**TASK PROMPT**
In the entries that follow, find the word "praktických" and report each line it is on.

Extracted records:
· · ·
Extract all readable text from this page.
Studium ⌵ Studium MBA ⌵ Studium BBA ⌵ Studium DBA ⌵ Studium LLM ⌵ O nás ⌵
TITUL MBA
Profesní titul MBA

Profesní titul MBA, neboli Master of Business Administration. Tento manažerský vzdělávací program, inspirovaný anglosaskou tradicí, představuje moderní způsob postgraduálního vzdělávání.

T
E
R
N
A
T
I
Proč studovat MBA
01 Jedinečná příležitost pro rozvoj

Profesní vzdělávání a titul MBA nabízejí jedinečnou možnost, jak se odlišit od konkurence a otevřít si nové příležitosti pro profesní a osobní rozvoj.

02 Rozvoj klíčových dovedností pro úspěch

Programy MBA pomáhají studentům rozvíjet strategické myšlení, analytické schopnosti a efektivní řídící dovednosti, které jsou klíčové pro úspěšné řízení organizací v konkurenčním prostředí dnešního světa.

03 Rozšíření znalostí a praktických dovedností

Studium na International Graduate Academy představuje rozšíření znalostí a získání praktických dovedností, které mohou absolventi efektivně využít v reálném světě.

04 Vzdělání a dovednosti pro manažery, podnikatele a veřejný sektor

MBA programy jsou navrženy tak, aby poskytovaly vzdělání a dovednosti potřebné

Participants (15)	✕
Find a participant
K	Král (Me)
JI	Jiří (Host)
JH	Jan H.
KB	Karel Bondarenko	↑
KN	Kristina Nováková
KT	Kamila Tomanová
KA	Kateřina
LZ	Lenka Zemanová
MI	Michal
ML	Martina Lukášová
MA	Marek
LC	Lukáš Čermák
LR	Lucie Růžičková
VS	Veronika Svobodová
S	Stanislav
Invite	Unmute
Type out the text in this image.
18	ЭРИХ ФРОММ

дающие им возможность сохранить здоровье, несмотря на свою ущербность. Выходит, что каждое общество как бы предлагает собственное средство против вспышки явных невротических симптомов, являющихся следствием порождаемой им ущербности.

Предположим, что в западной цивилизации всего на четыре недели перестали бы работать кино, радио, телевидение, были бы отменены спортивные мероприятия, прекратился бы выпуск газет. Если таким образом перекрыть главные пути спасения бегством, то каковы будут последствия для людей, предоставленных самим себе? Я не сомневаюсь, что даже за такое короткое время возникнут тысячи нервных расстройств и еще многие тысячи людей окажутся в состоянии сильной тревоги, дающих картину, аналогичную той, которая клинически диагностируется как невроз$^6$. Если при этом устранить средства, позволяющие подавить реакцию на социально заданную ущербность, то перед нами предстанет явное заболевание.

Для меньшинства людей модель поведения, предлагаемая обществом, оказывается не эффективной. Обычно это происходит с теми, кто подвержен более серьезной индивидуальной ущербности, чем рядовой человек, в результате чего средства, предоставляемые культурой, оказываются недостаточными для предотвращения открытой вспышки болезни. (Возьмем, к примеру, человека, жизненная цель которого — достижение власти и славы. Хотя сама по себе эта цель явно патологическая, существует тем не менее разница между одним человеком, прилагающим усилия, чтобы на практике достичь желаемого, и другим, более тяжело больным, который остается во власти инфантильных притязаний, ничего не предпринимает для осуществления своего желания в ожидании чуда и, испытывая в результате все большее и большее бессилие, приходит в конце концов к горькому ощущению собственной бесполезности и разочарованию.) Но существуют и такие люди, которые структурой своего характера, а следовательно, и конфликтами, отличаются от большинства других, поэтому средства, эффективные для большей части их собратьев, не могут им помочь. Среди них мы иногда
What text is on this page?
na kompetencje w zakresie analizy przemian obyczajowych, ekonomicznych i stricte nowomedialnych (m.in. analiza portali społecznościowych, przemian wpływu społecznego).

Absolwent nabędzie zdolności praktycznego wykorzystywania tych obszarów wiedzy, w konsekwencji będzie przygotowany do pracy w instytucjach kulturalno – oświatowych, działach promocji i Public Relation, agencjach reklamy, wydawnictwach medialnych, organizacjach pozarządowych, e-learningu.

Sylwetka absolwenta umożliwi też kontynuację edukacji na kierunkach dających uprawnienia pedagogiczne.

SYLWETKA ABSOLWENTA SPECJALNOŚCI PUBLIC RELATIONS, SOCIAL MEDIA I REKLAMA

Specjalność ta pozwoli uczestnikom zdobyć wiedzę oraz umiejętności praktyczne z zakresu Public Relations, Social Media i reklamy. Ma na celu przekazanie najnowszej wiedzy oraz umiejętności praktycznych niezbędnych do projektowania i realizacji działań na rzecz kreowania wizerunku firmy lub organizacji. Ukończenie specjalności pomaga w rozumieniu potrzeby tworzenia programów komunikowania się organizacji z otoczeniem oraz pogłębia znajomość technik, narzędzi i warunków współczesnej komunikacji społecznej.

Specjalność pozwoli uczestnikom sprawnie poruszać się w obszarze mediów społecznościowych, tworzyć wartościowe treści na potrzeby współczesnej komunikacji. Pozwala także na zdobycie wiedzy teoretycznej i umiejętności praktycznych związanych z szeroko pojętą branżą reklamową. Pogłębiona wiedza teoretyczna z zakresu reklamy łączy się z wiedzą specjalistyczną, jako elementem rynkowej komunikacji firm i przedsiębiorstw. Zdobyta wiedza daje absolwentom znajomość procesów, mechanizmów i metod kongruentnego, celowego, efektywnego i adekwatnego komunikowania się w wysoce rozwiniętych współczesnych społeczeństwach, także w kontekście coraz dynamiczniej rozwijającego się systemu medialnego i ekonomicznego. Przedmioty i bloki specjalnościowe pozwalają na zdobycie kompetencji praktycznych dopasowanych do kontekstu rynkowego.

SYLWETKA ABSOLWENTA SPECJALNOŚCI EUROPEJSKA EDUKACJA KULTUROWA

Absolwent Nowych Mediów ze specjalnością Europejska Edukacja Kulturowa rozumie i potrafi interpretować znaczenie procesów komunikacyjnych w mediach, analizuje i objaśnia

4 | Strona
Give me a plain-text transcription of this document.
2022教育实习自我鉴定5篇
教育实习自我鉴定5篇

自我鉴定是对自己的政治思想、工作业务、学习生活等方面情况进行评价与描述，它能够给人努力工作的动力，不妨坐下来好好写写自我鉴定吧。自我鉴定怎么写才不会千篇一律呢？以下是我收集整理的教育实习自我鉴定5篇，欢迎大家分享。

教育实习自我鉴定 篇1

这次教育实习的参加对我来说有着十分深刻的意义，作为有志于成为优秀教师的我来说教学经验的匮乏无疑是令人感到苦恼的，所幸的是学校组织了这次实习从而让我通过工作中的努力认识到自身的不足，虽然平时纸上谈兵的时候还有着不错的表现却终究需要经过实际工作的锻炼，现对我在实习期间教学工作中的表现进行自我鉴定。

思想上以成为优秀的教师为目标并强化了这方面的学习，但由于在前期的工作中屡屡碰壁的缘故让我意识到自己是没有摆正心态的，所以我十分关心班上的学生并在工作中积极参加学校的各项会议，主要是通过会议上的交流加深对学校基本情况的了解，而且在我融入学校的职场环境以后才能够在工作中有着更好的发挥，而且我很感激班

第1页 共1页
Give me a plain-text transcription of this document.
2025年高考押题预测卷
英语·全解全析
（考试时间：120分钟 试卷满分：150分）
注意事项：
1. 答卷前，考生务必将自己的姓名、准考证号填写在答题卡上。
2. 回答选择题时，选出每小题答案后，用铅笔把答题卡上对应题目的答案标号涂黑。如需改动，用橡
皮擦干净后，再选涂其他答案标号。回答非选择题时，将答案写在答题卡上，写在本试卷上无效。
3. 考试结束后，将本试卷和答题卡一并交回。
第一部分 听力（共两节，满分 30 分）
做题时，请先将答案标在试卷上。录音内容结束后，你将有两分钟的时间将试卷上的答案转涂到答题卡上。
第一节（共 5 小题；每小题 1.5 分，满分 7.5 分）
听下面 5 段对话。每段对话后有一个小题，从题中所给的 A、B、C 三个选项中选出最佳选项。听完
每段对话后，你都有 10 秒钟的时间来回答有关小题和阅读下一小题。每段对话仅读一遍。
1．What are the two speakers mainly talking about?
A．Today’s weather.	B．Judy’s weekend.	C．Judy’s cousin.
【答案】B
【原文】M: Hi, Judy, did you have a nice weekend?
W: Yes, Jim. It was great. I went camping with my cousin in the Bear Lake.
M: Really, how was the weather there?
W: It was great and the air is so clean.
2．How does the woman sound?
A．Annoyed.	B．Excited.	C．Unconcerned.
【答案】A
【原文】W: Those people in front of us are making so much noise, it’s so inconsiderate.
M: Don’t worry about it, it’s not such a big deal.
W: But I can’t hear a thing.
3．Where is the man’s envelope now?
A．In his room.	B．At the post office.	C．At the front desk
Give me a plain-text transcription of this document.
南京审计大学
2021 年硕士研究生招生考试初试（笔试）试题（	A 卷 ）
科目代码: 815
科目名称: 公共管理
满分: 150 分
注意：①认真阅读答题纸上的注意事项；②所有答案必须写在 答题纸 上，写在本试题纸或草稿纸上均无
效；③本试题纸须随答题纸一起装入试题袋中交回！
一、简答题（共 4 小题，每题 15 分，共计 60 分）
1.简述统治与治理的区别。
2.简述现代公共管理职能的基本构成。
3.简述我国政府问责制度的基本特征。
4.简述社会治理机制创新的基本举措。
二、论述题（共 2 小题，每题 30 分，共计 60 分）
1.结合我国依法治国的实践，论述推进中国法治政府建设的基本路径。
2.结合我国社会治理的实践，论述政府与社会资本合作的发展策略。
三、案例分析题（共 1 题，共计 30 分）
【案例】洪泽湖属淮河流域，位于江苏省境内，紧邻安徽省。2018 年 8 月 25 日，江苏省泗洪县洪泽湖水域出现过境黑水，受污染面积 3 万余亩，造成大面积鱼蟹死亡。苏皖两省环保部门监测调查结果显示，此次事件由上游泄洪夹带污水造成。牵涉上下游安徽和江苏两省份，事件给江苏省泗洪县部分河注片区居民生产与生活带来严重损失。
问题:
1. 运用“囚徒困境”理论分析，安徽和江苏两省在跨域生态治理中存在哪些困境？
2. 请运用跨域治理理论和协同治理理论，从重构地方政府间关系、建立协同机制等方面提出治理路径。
· · ·
**PROBLEM SOLUTION**
03 Rozšíření znalostí a praktických dovedností
Studium na International Graduate Academy představuje rozšíření znalostí a získání praktických dovedností, které mohou absolventi efektivně využít v reálném světě.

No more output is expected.